* What is required:
Please give the listing again, word for word, with nothing left out.

══ Data excerpts

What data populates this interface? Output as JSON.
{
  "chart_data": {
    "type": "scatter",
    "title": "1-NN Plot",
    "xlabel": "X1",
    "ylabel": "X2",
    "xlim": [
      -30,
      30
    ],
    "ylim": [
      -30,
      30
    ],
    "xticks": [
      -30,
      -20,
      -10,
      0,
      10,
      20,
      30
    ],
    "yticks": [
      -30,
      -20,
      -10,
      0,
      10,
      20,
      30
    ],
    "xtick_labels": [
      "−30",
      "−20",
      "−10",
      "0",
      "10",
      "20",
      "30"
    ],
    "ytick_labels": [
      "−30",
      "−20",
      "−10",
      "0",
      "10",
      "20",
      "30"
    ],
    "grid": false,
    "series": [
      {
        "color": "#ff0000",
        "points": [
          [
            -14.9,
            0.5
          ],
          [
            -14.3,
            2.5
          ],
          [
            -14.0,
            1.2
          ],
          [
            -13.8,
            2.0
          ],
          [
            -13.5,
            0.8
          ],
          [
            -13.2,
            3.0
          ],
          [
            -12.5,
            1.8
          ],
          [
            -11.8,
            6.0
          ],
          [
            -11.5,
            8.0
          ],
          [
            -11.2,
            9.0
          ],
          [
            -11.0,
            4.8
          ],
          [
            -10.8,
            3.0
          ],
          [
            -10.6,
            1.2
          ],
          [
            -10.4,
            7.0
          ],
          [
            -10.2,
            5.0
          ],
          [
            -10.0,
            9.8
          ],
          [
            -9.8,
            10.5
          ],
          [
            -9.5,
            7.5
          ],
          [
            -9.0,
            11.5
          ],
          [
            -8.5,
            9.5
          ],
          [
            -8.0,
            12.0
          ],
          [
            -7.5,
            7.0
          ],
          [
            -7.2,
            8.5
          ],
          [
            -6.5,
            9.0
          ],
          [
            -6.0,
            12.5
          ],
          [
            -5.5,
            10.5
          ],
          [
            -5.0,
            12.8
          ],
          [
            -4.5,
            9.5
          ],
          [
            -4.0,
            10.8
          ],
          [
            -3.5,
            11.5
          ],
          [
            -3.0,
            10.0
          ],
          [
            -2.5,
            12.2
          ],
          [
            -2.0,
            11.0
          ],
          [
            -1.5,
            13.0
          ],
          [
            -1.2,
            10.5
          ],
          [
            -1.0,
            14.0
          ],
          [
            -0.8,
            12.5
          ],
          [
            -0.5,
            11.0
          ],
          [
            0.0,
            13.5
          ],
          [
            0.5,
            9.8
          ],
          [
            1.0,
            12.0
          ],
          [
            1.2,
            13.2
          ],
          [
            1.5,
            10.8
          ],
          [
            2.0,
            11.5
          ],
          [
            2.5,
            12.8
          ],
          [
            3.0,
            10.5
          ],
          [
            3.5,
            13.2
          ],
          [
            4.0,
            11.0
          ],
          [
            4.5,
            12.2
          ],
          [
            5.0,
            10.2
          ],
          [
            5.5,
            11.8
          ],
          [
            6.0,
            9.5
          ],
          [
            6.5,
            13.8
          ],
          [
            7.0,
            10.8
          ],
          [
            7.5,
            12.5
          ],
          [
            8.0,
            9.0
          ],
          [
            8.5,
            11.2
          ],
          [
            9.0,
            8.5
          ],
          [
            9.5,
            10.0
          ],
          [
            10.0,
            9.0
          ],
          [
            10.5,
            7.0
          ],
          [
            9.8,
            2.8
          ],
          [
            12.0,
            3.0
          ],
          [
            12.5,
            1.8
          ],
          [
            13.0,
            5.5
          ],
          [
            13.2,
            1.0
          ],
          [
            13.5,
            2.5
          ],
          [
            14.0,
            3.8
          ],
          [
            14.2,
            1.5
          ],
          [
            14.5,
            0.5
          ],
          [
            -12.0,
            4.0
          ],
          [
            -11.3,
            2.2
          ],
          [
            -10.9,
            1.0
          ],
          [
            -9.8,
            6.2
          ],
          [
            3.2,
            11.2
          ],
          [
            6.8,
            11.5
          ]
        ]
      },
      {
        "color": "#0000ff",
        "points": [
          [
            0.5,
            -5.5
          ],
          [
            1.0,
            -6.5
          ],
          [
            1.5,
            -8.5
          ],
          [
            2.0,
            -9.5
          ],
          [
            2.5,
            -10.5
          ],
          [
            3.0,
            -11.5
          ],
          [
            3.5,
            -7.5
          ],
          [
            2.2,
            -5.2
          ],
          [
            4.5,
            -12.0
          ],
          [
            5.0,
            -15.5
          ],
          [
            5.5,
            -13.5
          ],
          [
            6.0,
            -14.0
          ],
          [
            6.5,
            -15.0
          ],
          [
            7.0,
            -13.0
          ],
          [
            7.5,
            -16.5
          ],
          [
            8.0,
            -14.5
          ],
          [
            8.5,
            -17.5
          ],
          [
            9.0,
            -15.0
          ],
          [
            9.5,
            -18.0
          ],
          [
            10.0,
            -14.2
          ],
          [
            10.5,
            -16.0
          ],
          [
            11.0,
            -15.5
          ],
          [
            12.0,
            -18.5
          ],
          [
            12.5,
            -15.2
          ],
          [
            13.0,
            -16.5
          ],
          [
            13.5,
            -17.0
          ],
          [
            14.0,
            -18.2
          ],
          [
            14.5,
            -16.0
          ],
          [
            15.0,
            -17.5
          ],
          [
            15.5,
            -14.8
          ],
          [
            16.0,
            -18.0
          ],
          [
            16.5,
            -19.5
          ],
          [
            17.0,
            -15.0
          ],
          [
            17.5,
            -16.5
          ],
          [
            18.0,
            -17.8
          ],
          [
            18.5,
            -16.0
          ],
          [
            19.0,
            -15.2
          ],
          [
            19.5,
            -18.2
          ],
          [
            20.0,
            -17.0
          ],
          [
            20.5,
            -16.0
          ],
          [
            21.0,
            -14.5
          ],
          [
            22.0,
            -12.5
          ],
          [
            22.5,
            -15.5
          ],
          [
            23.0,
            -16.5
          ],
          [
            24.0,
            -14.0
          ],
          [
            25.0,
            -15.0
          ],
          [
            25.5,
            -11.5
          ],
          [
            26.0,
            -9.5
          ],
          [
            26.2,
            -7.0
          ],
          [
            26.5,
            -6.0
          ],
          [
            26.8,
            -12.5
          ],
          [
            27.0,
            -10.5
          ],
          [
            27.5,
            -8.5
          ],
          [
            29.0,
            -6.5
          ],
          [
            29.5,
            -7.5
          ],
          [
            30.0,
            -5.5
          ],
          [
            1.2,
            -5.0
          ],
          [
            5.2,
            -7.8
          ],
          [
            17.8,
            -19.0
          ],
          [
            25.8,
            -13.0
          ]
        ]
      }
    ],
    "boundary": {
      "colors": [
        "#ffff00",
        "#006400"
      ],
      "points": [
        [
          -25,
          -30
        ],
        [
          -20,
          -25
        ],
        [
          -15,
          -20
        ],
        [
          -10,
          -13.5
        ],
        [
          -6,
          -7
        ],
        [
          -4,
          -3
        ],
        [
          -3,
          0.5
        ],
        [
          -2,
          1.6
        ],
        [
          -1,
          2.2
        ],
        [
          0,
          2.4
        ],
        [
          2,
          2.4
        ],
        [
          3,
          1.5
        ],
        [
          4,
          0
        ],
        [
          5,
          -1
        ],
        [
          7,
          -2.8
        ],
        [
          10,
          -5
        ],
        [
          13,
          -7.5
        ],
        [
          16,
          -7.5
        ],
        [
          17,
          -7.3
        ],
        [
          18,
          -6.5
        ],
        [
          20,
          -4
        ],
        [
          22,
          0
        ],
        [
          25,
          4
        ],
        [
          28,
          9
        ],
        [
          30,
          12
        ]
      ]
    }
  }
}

════

* Written response:
What data populates this interface? Output as JSON.
{
  "chart_data": {
    "type": "scatter",
    "title": "1-NN Plot",
    "xlabel": "X1",
    "ylabel": "X2",
    "xlim": [
      -30,
      30
    ],
    "ylim": [
      -30,
      30
    ],
    "xticks": [
      -30,
      -20,
      -10,
      0,
      10,
      20,
      30
    ],
    "yticks": [
      -30,
      -20,
      -10,
      0,
      10,
      20,
      30
    ],
    "xtick_labels": [
      "−30",
      "−20",
      "−10",
      "0",
      "10",
      "20",
      "30"
    ],
    "ytick_labels": [
      "−30",
      "−20",
      "−10",
      "0",
      "10",
      "20",
      "30"
    ],
    "grid": false,
    "series": [
      {
        "color": "#ff0000",
        "points": [
          [
            -14.9,
            0.5
          ],
          [
            -14.3,
            2.5
          ],
          [
            -14.0,
            1.2
          ],
          [
            -13.8,
            2.0
          ],
          [
            -13.5,
            0.8
          ],
          [
            -13.2,
            3.0
          ],
          [
            -12.5,
            1.8
          ],
          [
            -11.8,
            6.0
          ],
          [
            -11.5,
            8.0
          ],
          [
            -11.2,
            9.0
          ],
          [
            -11.0,
            4.8
          ],
          [
            -10.8,
            3.0
          ],
          [
            -10.6,
            1.2
          ],
          [
            -10.4,
            7.0
          ],
          [
            -10.2,
            5.0
          ],
          [
            -10.0,
            9.8
          ],
          [
            -9.8,
            10.5
          ],
          [
            -9.5,
            7.5
          ],
          [
            -9.0,
            11.5
          ],
          [
            -8.5,
            9.5
          ],
          [
            -8.0,
            12.0
          ],
          [
            -7.5,
            7.0
          ],
          [
            -7.2,
            8.5
          ],
          [
            -6.5,
            9.0
          ],
          [
            -6.0,
            12.5
          ],
          [
            -5.5,
            10.5
          ],
          [
            -5.0,
            12.8
          ],
          [
            -4.5,
            9.5
          ],
          [
            -4.0,
            10.8
          ],
          [
            -3.5,
            11.5
          ],
          [
            -3.0,
            10.0
          ],
          [
            -2.5,
            12.2
          ],
          [
            -2.0,
            11.0
          ],
          [
            -1.5,
            13.0
          ],
          [
            -1.2,
            10.5
          ],
          [
            -1.0,
            14.0
          ],
          [
            -0.8,
            12.5
          ],
          [
            -0.5,
            11.0
          ],
          [
            0.0,
            13.5
          ],
          [
            0.5,
            9.8
          ],
          [
            1.0,
            12.0
          ],
          [
            1.2,
            13.2
          ],
          [
            1.5,
            10.8
          ],
          [
            2.0,
            11.5
          ],
          [
            2.5,
            12.8
          ],
          [
            3.0,
            10.5
          ],
          [
            3.5,
            13.2
          ],
          [
            4.0,
            11.0
          ],
          [
            4.5,
            12.2
          ],
          [
            5.0,
            10.2
          ],
          [
            5.5,
            11.8
          ],
          [
            6.0,
            9.5
          ],
          [
            6.5,
            13.8
          ],
          [
            7.0,
            10.8
          ],
          [
            7.5,
            12.5
          ],
          [
            8.0,
            9.0
          ],
          [
            8.5,
            11.2
          ],
          [
            9.0,
            8.5
          ],
          [
            9.5,
            10.0
          ],
          [
            10.0,
            9.0
          ],
          [
            10.5,
            7.0
          ],
          [
            9.8,
            2.8
          ],
          [
            12.0,
            3.0
          ],
          [
            12.5,
            1.8
          ],
          [
            13.0,
            5.5
          ],
          [
            13.2,
            1.0
          ],
          [
            13.5,
            2.5
          ],
          [
            14.0,
            3.8
          ],
          [
            14.2,
            1.5
          ],
          [
            14.5,
            0.5
          ],
          [
            -12.0,
            4.0
          ],
          [
            -11.3,
            2.2
          ],
          [
            -10.9,
            1.0
          ],
          [
            -9.8,
            6.2
          ],
          [
            3.2,
            11.2
          ],
          [
            6.8,
            11.5
          ]
        ]
      },
      {
        "color": "#0000ff",
        "points": [
          [
            0.5,
            -5.5
          ],
          [
            1.0,
            -6.5
          ],
          [
            1.5,
            -8.5
          ],
          [
            2.0,
            -9.5
          ],
          [
            2.5,
            -10.5
          ],
          [
            3.0,
            -11.5
          ],
          [
            3.5,
            -7.5
          ],
          [
            2.2,
            -5.2
          ],
          [
            4.5,
            -12.0
          ],
          [
            5.0,
            -15.5
          ],
          [
            5.5,
            -13.5
          ],
          [
            6.0,
            -14.0
          ],
          [
            6.5,
            -15.0
          ],
          [
            7.0,
            -13.0
          ],
          [
            7.5,
            -16.5
          ],
          [
            8.0,
            -14.5
          ],
          [
            8.5,
            -17.5
          ],
          [
            9.0,
            -15.0
          ],
          [
            9.5,
            -18.0
          ],
          [
            10.0,
            -14.2
          ],
          [
            10.5,
            -16.0
          ],
          [
            11.0,
            -15.5
          ],
          [
            12.0,
            -18.5
          ],
          [
            12.5,
            -15.2
          ],
          [
            13.0,
            -16.5
          ],
          [
            13.5,
            -17.0
          ],
          [
            14.0,
            -18.2
          ],
          [
            14.5,
            -16.0
          ],
          [
            15.0,
            -17.5
          ],
          [
            15.5,
            -14.8
          ],
          [
            16.0,
            -18.0
          ],
          [
            16.5,
            -19.5
          ],
          [
            17.0,
            -15.0
          ],
          [
            17.5,
            -16.5
          ],
          [
            18.0,
            -17.8
          ],
          [
            18.5,
            -16.0
          ],
          [
            19.0,
            -15.2
          ],
          [
            19.5,
            -18.2
          ],
          [
            20.0,
            -17.0
          ],
          [
            20.5,
            -16.0
          ],
          [
            21.0,
            -14.5
          ],
          [
            22.0,
            -12.5
          ],
          [
            22.5,
            -15.5
          ],
          [
            23.0,
            -16.5
          ],
          [
            24.0,
            -14.0
          ],
          [
            25.0,
            -15.0
          ],
          [
            25.5,
            -11.5
          ],
          [
            26.0,
            -9.5
          ],
          [
            26.2,
            -7.0
          ],
          [
            26.5,
            -6.0
          ],
          [
            26.8,
            -12.5
          ],
          [
            27.0,
            -10.5
          ],
          [
            27.5,
            -8.5
          ],
          [
            29.0,
            -6.5
          ],
          [
            29.5,
            -7.5
          ],
          [
            30.0,
            -5.5
          ],
          [
            1.2,
            -5.0
          ],
          [
            5.2,
            -7.8
          ],
          [
            17.8,
            -19.0
          ],
          [
            25.8,
            -13.0
          ]
        ]
      }
    ],
    "boundary": {
      "colors": [
        "#ffff00",
        "#006400"
      ],
      "points": [
        [
          -25,
          -30
        ],
        [
          -20,
          -25
        ],
        [
          -15,
          -20
        ],
        [
          -10,
          -13.5
        ],
        [
          -6,
          -7
        ],
        [
          -4,
          -3
        ],
        [
          -3,
          0.5
        ],
        [
          -2,
          1.6
        ],
        [
          -1,
          2.2
        ],
        [
          0,
          2.4
        ],
        [
          2,
          2.4
        ],
        [
          3,
          1.5
        ],
        [
          4,
          0
        ],
        [
          5,
          -1
        ],
        [
          7,
          -2.8
        ],
        [
          10,
          -5
        ],
        [
          13,
          -7.5
        ],
        [
          16,
          -7.5
        ],
        [
          17,
          -7.3
        ],
        [
          18,
          -6.5
        ],
        [
          20,
          -4
        ],
        [
          22,
          0
        ],
        [
          25,
          4
        ],
        [
          28,
          9
        ],
        [
          30,
          12
        ]
      ]
    }
  }
}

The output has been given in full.